- _Directions_: Please give the lines of the rows below as a JSON list of strings, one string per line and blank lines left out, starting with the line containing "operative-point [282,796,296,811]" and going on through the line containing "infusions-point [206,274,224,290]", both included.

•••••

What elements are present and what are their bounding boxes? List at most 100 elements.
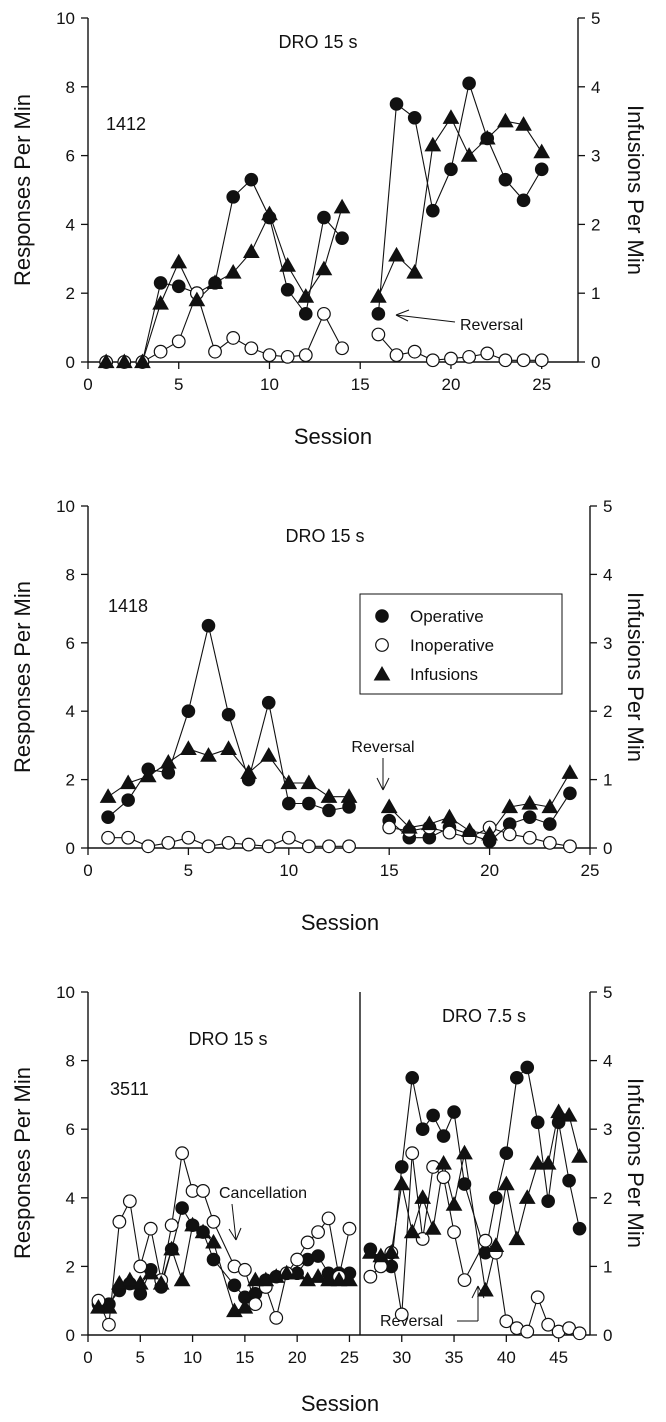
operative-point [282,796,296,811]
inoperative-point [415,1232,430,1246]
cancellation-arrow-head-b [235,1227,242,1241]
legend-operative-marker [375,609,389,623]
reversal-arrow-head-a [376,777,384,791]
inoperative-point [502,827,517,842]
inoperative-point [394,1307,409,1322]
panel-1412: 0 5 10 15 20 25 0 2 4 6 8 10 0 1 2 3 4 5 DRO 15 s 1412 Re… [10,9,648,449]
infusions-point [206,274,224,290]
infusions-point [224,264,242,279]
legend-infusions-marker [373,665,391,681]
x-tick-label: 10 [279,861,298,880]
inoperative-point [541,1317,556,1332]
inoperative-point [462,349,477,364]
x-tick-label: 0 [83,375,92,394]
operative-point [121,793,135,807]
inoperative-point [382,820,397,835]
x-tick-label: 15 [380,861,399,880]
y2-tick-label: 3 [603,1120,612,1139]
operative-series-line [106,178,343,363]
infusions-point [333,198,351,214]
operative-point [101,810,115,825]
inoperative-point [335,341,349,356]
reversal-arrow-head-b [395,314,409,322]
operative-point [530,1115,545,1130]
operative-point [394,1160,409,1174]
operative-point [462,76,476,91]
infusions-point [414,1189,432,1204]
infusions-series-line [377,116,543,297]
inoperative-point [226,331,241,345]
inoperative-point [436,1170,451,1185]
infusions-series-line [388,772,571,835]
operative-point [426,1108,440,1123]
inoperative-point [447,1225,461,1239]
inoperative-point [322,839,336,854]
subject-label: 1418 [108,596,148,616]
y2-tick-label: 5 [603,497,612,516]
infusions-point [571,1148,588,1163]
y2-tick-label: 4 [603,1052,612,1071]
operative-series-line [388,792,571,842]
inoperative-point [101,830,115,845]
y-tick-label: 0 [66,353,75,372]
inoperative-point [221,835,236,850]
infusions-point [382,1244,400,1259]
infusions-point [370,288,387,303]
y-tick-label: 2 [66,284,75,303]
inoperative-point [389,348,404,363]
infusions-point [508,1230,526,1246]
inoperative-point [301,839,316,854]
legend-inoperative-label: Inoperative [410,636,494,655]
infusions-point [260,747,278,762]
operative-point [221,707,236,722]
operative-point [499,1146,514,1161]
infusions-point [142,1264,160,1280]
infusions-point [497,112,514,128]
infusions-point [388,246,405,262]
infusions-point [424,136,442,152]
reversal-arrow-head-a [395,309,410,316]
reversal-label: Reversal [460,317,523,334]
y-axis-title: Responses Per Min [10,94,35,286]
operative-point [541,1194,555,1209]
operative-point [280,282,295,297]
inoperative-point [572,1326,587,1341]
operative-point [447,1105,461,1119]
x-tick-label: 0 [83,861,92,880]
infusions-point [297,288,315,303]
infusions-series-line [106,207,343,363]
inoperative-point [298,348,313,363]
infusions-point [180,740,197,755]
y2-tick-label: 0 [603,839,612,858]
inoperative-point [248,1297,263,1312]
inoperative-point [317,306,331,321]
x-tick-label: 35 [445,1348,464,1367]
inoperative-point [175,1146,190,1161]
operative-point [444,162,458,177]
y2-tick-label: 3 [591,147,600,166]
infusions-point [445,1196,463,1211]
inoperative-point [281,830,296,845]
operative-point [311,1249,325,1263]
operative-point [206,1252,221,1267]
infusions-point [152,295,169,310]
y-axis-title: Responses Per Min [10,1067,35,1259]
reversal-label: Reversal [351,739,414,756]
y-tick-label: 4 [66,702,75,721]
y-tick-label: 8 [66,1052,75,1071]
infusions-point [246,1271,264,1287]
infusions-point [541,798,559,814]
infusions-point [515,116,532,131]
inoperative-point [143,1221,158,1236]
y-tick-label: 6 [66,147,75,166]
infusions-point [420,815,438,831]
operative-point [520,1060,535,1075]
infusions-point [501,798,519,814]
operative-point [436,1129,451,1143]
x-tick-label: 5 [136,1348,145,1367]
inoperative-point [311,1225,325,1239]
inoperative-point [363,1269,378,1284]
inoperative-point [244,341,259,356]
y-tick-label: 8 [66,78,75,97]
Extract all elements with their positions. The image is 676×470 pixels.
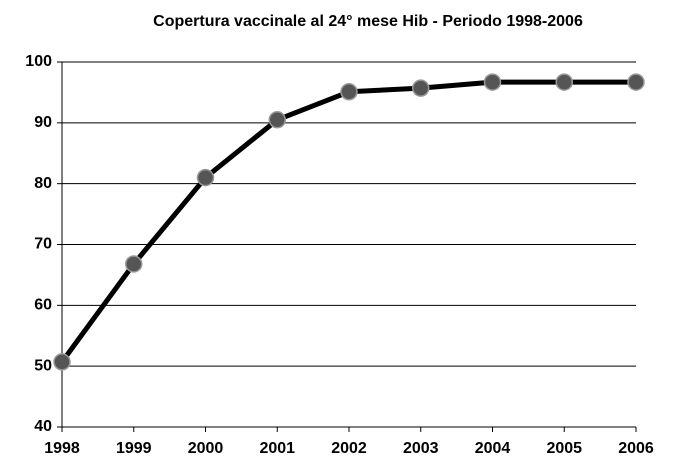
y-tick-label: 60 [34,297,52,314]
marker [340,83,358,101]
marker [268,111,286,129]
line [59,79,636,364]
y-tick-label: 50 [34,357,52,374]
x-tick-label: 2004 [475,440,511,457]
y-tick-label: 40 [34,418,52,435]
x-tick-label: 2002 [331,440,367,457]
x-tick-label: 2003 [403,440,439,457]
y-tick-label: 100 [25,53,52,70]
x-tick-label: 2005 [546,440,582,457]
marker [483,73,502,91]
marker [196,168,215,187]
x-tick-label: 2006 [618,440,654,457]
marker [53,353,71,371]
marker [555,73,573,91]
x-tick-label: 2000 [188,440,224,457]
y-tick-label: 90 [34,114,52,131]
marker [412,79,430,97]
x-tick-label: 1998 [44,440,80,457]
y-tick-label: 80 [34,175,52,192]
x-tick-label: 1999 [116,440,152,457]
chart-title: Copertura vaccinale al 24° mese Hib - Pe… [153,13,583,30]
y-tick-label: 70 [34,236,52,253]
marker [125,255,143,273]
x-tick-label: 2001 [259,440,295,457]
marker [627,73,645,91]
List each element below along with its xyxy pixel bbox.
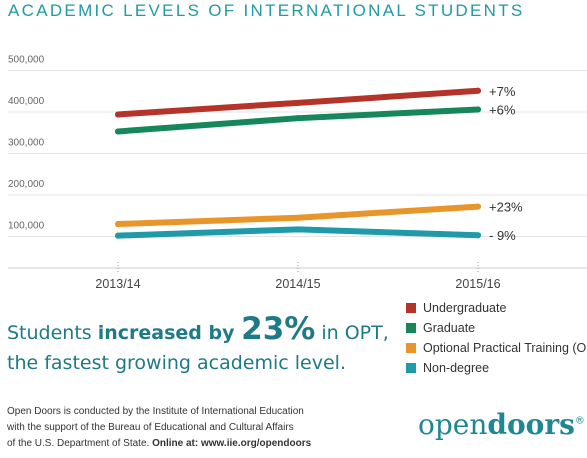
data-point [475, 106, 481, 113]
data-point [115, 111, 121, 118]
legend-swatch [406, 343, 416, 353]
x-tick-label: 2015/16 [455, 277, 500, 291]
data-point [475, 87, 481, 94]
legend-item-graduate: Graduate [406, 318, 587, 338]
legend-swatch [406, 323, 416, 333]
callout-emphasis: increased by [97, 322, 242, 344]
legend-label: Optional Practical Training (OPT) [423, 341, 587, 355]
legend-label: Non-degree [423, 361, 490, 375]
footer-credits: Open Doors is conducted by the Institute… [7, 404, 337, 452]
data-point [115, 232, 121, 239]
callout-line-2: the fastest growing academic level. [7, 352, 346, 374]
legend-swatch [406, 303, 416, 313]
line-chart: 500,000 400,000 300,000 200,000 100,000 2013/… [8, 55, 587, 291]
footer-line: of the U.S. Department of State. Online … [7, 436, 337, 452]
legend-label: Undergraduate [423, 301, 507, 315]
data-point [295, 226, 301, 233]
change-label: +23% [489, 200, 523, 215]
callout-line-1: Students increased by 23% in OPT, [7, 314, 397, 348]
data-point [475, 203, 481, 210]
change-label: - 9% [489, 228, 516, 243]
legend-swatch [406, 363, 416, 373]
legend-label: Graduate [423, 321, 476, 335]
logo-text-open: open [418, 408, 488, 441]
data-point [115, 128, 121, 135]
y-tick-label: 100,000 [8, 221, 45, 232]
callout-text: in OPT, [315, 322, 389, 344]
footer-line: with the support of the Bureau of Educat… [7, 422, 294, 433]
callout-text: Students [7, 322, 98, 344]
footer-link-text: Online at: www.iie.org/opendoors [152, 438, 312, 449]
y-tick-label: 400,000 [8, 96, 45, 107]
opt-callout: Students increased by 23% in OPT, the fa… [7, 314, 397, 378]
footer-line: Open Doors is conducted by the Institute… [7, 406, 304, 417]
data-point [115, 221, 121, 228]
data-point [295, 99, 301, 106]
data-point [475, 232, 481, 239]
y-tick-label: 500,000 [8, 55, 45, 66]
legend-item-non-degree: Non-degree [406, 358, 587, 378]
x-tick-label: 2013/14 [95, 277, 140, 291]
legend-item-undergraduate: Undergraduate [406, 298, 587, 318]
y-tick-label: 300,000 [8, 138, 45, 149]
footer-text: of the U.S. Department of State. [7, 438, 153, 449]
legend: Undergraduate Graduate Optional Practica… [406, 298, 587, 378]
legend-item-opt: Optional Practical Training (OPT) [406, 338, 587, 358]
change-label: +7% [489, 84, 516, 99]
data-point [295, 115, 301, 122]
x-tick-label: 2014/15 [275, 277, 320, 291]
change-label: +6% [489, 102, 516, 117]
data-point [295, 214, 301, 221]
callout-percent: 23% [241, 311, 316, 347]
registered-mark: ® [574, 415, 585, 427]
y-tick-label: 200,000 [8, 179, 45, 190]
opendoors-logo: opendoors® [418, 408, 585, 441]
logo-text-doors: doors [487, 408, 575, 441]
chart-title: ACADEMIC LEVELS OF INTERNATIONAL STUDENT… [8, 1, 525, 20]
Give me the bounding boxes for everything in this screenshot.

•••••

- _Problem solution_:
[
  "operative-point [282,796,296,811]",
  "inoperative-point [415,1232,430,1246]",
  "cancellation-arrow-head-b [235,1227,242,1241]",
  "legend-operative-marker [375,609,389,623]",
  "reversal-arrow-head-a [376,777,384,791]",
  "inoperative-point [502,827,517,842]",
  "inoperative-point [394,1307,409,1322]",
  "panel-1412: 0 5 10 15 20 25 0 2 4 6 8 10 0 1 2 3 4 5 DRO 15 s 1412 Re… [10,9,648,449]",
  "infusions-point [206,274,224,290]"
]